Items –
----

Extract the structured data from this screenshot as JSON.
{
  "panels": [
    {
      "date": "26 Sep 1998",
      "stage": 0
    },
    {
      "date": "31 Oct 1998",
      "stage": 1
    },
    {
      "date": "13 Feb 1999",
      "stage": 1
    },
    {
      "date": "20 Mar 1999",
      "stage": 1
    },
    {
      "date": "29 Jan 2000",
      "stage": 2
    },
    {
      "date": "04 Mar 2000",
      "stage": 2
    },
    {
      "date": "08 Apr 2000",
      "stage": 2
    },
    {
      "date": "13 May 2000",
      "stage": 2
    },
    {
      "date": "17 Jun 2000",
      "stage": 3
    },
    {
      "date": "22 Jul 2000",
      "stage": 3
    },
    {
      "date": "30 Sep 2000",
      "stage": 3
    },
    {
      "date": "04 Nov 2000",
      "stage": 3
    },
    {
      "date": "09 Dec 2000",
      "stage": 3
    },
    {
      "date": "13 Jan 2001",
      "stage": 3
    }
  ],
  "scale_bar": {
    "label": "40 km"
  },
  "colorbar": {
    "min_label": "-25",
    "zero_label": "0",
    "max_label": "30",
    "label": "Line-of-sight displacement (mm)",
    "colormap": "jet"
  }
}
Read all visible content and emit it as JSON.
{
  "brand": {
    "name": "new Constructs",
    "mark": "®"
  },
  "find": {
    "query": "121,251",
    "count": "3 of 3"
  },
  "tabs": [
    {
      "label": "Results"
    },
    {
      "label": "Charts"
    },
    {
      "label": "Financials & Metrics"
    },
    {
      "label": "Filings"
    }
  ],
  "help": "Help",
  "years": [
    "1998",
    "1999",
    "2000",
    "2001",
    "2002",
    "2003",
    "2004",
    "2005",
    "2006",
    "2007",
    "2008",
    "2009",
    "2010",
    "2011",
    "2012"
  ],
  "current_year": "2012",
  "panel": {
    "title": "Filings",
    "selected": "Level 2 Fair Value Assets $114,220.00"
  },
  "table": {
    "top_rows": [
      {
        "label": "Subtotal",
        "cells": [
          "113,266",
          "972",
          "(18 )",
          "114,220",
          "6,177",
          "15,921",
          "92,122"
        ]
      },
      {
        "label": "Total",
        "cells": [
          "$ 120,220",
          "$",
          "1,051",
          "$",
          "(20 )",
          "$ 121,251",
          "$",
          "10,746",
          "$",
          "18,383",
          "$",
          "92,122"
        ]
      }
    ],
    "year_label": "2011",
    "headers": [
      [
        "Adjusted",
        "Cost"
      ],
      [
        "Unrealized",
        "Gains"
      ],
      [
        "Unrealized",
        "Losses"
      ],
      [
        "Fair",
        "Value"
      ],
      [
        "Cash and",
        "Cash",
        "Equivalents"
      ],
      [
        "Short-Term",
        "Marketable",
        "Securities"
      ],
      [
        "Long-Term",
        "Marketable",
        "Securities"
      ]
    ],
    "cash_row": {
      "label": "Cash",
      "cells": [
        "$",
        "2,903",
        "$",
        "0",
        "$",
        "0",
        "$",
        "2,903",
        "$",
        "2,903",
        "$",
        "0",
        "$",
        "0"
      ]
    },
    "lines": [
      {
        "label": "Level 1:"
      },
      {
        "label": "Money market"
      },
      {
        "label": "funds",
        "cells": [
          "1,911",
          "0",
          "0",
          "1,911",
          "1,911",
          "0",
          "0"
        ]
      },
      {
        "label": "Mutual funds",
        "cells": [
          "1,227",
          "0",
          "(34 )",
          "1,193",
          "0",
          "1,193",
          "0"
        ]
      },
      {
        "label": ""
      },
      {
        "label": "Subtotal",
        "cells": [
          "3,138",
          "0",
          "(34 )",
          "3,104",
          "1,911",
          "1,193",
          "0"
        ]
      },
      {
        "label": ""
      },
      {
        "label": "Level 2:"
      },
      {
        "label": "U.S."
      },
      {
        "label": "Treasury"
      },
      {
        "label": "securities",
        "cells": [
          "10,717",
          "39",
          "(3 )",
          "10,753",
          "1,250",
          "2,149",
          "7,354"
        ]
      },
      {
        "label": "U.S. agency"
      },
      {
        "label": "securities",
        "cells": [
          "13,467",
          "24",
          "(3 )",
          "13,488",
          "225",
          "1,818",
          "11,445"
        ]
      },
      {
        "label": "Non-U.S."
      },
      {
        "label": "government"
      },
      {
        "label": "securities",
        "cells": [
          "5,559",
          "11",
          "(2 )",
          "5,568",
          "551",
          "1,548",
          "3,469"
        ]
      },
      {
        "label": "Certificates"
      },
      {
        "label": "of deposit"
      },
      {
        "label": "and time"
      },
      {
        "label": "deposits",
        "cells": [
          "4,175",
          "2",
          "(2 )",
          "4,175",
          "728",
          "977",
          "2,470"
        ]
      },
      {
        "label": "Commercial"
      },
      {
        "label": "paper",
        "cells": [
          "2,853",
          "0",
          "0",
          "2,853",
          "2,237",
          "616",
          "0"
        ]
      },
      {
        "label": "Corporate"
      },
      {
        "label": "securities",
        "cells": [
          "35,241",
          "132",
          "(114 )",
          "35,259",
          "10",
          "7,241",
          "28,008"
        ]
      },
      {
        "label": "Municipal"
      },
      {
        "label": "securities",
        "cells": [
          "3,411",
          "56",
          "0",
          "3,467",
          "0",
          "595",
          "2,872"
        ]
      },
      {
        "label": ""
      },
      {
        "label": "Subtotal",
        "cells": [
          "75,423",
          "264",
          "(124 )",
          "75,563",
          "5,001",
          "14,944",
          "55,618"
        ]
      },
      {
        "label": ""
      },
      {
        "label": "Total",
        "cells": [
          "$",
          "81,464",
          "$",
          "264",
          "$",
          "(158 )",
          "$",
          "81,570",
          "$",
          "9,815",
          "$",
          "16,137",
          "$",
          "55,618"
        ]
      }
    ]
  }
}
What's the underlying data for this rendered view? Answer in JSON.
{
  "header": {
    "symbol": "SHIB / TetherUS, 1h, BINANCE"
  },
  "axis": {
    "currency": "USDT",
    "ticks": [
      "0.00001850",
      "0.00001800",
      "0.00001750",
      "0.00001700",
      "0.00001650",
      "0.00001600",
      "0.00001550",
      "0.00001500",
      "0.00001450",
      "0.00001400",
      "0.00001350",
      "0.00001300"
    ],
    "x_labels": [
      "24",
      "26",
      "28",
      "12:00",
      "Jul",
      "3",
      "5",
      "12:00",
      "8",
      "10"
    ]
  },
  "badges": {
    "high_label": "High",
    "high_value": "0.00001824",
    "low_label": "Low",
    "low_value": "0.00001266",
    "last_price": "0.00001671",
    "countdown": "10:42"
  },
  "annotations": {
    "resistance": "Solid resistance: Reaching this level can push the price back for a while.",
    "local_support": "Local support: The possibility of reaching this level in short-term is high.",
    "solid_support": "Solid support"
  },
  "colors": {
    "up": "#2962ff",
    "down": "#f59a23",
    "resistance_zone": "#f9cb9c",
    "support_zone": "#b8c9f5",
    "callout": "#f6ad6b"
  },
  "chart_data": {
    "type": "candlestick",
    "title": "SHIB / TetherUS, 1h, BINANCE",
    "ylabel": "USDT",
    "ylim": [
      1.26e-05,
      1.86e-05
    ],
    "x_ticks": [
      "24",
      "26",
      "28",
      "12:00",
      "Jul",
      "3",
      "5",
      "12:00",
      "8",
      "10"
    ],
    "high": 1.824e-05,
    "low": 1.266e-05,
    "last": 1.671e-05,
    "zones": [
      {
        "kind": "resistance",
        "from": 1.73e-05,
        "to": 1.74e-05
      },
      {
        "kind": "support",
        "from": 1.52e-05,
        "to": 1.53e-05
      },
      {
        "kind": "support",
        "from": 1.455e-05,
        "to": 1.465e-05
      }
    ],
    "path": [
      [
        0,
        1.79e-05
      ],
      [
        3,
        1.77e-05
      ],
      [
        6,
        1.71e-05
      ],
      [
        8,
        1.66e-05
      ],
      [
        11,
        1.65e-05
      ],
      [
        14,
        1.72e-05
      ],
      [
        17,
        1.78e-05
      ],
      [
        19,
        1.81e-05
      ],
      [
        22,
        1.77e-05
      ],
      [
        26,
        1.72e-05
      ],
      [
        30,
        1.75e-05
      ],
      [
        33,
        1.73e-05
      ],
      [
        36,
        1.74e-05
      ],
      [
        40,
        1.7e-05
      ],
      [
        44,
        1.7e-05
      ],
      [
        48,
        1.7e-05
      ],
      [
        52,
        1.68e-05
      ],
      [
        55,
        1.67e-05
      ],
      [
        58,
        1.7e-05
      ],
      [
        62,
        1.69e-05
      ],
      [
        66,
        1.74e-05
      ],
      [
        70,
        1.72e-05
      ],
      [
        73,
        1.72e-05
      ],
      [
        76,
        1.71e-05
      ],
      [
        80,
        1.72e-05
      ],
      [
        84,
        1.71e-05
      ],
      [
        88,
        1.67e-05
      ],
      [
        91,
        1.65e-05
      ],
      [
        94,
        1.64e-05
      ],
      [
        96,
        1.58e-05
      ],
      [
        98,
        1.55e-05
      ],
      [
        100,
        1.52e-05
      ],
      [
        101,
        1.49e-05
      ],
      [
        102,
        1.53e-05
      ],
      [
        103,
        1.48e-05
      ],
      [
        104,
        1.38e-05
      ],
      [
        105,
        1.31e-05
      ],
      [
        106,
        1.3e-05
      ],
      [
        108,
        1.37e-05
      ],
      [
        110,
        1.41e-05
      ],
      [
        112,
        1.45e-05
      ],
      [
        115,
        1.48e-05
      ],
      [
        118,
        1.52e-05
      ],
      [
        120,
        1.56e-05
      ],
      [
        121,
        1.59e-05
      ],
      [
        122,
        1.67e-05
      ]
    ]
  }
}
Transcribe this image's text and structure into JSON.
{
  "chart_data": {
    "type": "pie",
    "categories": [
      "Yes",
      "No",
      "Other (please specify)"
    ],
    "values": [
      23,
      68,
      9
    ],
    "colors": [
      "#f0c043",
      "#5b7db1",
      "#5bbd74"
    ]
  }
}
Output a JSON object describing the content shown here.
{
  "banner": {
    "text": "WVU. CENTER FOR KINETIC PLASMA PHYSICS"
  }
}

----

Output, unchanged, the lines from the line with "Output a JSON" through the final line of the material.

Output a JSON object describing the content shown here.
{
  "banner": {
    "text": "WVU. CENTER FOR KINETIC PLASMA PHYSICS"
  }
}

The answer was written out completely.